-------- Data extract --------

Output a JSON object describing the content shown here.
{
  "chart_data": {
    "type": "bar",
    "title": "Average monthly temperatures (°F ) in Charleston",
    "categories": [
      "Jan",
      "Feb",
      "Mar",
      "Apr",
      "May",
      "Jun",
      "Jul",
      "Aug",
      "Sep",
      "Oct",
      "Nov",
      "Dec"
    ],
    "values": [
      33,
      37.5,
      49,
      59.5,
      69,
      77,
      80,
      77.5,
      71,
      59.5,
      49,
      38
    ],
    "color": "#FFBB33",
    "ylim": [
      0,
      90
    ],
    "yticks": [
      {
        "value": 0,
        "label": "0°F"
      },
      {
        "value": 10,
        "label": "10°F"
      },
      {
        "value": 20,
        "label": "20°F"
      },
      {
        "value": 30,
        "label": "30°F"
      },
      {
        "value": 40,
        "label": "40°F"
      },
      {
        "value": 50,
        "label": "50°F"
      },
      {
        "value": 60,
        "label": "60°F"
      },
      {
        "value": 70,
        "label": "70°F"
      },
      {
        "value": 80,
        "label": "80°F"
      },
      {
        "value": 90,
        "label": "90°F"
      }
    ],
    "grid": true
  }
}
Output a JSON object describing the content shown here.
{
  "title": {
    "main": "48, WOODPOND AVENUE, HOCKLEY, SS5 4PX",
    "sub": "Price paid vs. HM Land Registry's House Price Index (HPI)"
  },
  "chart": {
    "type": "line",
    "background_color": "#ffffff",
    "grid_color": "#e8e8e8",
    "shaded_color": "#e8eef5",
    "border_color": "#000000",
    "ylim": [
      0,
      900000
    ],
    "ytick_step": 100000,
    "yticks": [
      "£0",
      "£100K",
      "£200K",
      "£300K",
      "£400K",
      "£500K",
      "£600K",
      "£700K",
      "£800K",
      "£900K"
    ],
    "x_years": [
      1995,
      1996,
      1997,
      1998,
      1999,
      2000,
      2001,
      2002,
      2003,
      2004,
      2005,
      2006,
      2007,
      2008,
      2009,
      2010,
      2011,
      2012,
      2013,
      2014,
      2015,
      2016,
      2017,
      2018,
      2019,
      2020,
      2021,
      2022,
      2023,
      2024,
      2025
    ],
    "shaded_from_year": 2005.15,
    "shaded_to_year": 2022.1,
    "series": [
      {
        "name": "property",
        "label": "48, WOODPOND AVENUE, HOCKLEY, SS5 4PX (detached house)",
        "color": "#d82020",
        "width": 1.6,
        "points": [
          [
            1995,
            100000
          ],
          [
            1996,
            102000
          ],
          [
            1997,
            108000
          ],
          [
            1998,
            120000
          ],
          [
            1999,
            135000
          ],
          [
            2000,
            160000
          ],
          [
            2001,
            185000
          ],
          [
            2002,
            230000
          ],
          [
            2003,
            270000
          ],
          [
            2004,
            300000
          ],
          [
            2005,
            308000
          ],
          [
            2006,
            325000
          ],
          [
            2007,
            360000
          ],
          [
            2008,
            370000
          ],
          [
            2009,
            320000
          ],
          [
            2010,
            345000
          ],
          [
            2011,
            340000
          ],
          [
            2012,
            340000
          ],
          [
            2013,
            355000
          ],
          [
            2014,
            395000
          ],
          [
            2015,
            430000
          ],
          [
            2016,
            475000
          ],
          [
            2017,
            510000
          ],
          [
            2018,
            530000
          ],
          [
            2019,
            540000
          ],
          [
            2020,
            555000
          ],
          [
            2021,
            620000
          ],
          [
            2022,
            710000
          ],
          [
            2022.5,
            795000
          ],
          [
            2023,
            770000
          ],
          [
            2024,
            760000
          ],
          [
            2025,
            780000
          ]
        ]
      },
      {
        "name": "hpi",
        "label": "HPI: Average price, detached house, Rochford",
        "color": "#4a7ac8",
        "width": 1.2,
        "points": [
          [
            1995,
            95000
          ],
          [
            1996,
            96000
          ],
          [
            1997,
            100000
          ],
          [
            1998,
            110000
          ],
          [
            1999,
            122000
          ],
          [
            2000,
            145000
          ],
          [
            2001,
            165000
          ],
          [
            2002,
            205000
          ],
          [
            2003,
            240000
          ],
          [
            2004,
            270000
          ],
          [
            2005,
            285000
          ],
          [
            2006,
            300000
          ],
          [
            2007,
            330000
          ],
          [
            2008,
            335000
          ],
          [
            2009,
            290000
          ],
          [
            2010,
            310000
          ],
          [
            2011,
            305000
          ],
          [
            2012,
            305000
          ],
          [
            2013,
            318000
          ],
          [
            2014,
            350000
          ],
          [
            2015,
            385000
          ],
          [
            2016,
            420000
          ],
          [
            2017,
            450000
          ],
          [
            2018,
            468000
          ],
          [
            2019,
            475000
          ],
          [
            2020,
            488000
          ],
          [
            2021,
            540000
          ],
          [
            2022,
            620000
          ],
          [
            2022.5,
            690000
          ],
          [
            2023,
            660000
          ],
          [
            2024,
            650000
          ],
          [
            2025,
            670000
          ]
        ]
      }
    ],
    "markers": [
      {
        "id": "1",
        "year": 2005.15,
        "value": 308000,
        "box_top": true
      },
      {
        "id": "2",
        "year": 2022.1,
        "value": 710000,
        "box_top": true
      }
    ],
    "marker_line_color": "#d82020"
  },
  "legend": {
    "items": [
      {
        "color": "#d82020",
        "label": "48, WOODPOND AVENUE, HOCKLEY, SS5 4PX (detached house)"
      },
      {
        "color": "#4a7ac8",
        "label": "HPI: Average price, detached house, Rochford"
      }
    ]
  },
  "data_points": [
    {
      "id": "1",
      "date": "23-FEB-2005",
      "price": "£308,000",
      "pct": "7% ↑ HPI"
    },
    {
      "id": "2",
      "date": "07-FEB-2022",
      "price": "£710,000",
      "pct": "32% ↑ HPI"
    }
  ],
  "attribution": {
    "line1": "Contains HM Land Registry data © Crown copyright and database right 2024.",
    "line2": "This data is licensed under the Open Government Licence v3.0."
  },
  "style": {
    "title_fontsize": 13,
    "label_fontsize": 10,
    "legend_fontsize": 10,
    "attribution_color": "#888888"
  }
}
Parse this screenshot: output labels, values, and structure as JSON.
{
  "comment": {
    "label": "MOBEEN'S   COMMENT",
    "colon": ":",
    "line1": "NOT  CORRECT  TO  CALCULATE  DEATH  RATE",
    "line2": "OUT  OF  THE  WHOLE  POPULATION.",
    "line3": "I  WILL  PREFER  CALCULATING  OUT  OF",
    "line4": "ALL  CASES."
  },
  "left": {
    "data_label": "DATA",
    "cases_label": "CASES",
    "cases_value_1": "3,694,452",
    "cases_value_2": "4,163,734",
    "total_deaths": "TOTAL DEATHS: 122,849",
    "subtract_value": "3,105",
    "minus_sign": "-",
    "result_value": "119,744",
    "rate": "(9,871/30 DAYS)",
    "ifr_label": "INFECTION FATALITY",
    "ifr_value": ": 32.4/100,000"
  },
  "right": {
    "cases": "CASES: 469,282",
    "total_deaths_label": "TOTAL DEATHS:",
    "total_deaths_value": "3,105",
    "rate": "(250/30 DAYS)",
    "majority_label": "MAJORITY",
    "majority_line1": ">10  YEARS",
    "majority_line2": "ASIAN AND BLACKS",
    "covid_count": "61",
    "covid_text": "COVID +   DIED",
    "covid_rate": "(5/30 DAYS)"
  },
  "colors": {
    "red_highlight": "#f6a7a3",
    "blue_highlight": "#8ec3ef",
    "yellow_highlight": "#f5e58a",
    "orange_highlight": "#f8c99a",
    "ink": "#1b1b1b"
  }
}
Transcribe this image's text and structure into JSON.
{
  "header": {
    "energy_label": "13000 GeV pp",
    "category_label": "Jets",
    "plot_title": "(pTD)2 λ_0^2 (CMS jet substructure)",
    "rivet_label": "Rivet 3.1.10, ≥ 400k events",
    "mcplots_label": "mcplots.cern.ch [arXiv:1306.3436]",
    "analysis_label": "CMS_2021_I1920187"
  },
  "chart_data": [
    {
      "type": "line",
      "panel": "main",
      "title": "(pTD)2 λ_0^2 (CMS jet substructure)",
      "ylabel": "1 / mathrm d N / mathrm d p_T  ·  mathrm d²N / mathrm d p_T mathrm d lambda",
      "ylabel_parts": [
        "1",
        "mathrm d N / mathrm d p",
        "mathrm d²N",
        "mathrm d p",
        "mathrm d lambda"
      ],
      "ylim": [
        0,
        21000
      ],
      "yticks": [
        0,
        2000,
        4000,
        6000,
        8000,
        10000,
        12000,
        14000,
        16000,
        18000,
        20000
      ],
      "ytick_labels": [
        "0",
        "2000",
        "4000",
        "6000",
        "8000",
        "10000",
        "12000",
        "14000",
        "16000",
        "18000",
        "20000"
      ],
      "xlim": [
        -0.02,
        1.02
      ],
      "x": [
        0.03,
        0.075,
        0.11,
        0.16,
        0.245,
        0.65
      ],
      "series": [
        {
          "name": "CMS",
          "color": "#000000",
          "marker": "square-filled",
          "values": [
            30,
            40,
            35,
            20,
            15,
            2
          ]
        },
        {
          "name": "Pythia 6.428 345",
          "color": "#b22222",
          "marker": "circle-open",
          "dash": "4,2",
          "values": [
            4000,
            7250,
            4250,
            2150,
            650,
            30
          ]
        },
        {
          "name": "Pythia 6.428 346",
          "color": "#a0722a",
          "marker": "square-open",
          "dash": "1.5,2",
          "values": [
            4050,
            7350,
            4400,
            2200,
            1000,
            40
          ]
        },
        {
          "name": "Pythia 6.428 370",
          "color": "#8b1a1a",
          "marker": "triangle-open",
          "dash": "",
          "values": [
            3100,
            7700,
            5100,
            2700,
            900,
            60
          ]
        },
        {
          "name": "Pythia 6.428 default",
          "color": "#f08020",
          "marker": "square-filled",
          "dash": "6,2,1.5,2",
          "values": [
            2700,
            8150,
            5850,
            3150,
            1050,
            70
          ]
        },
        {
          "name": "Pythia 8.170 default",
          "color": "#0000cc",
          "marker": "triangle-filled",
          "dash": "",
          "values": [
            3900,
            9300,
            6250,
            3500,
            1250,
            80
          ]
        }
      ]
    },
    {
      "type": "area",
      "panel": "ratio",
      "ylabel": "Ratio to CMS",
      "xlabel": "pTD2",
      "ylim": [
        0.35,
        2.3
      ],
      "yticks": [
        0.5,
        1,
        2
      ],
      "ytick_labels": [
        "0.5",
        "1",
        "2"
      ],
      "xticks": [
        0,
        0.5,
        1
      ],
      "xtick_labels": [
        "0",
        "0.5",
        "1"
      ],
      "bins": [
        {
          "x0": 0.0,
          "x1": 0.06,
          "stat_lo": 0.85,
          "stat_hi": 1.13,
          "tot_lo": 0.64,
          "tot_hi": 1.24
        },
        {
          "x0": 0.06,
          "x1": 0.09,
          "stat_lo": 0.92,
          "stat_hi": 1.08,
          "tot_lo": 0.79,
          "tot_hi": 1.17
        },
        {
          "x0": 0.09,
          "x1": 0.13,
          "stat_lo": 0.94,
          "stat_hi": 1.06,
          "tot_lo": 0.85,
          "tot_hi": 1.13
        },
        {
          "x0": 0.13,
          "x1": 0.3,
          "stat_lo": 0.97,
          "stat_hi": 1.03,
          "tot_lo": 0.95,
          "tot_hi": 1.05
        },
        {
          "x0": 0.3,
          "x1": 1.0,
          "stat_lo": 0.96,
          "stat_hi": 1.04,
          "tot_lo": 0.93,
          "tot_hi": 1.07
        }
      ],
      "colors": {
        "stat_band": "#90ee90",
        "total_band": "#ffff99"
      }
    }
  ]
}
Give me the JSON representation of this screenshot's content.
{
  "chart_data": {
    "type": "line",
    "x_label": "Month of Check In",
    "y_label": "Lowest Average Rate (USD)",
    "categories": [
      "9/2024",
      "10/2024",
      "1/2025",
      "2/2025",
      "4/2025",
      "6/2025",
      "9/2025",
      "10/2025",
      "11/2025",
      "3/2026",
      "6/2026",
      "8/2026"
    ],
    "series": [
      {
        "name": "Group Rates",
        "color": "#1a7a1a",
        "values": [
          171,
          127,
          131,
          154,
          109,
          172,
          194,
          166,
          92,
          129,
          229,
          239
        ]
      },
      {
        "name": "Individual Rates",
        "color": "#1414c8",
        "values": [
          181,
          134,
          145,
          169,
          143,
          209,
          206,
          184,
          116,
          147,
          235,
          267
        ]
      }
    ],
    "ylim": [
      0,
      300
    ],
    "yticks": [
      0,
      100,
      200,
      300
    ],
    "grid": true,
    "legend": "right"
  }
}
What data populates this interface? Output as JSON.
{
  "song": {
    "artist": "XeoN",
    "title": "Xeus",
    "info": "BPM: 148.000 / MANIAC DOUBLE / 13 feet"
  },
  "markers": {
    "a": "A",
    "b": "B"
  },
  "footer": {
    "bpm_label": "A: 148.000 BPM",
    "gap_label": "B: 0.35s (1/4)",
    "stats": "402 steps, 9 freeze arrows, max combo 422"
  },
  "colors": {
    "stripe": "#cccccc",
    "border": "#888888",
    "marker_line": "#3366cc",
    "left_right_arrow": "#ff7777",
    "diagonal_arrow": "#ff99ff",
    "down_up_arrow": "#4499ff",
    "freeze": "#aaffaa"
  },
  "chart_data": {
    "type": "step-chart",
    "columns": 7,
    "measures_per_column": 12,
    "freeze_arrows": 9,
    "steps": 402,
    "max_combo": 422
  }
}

--------

What is required -> In the entries above, how many lines contain the word "type"? Answer with the number only.

The solution -> 6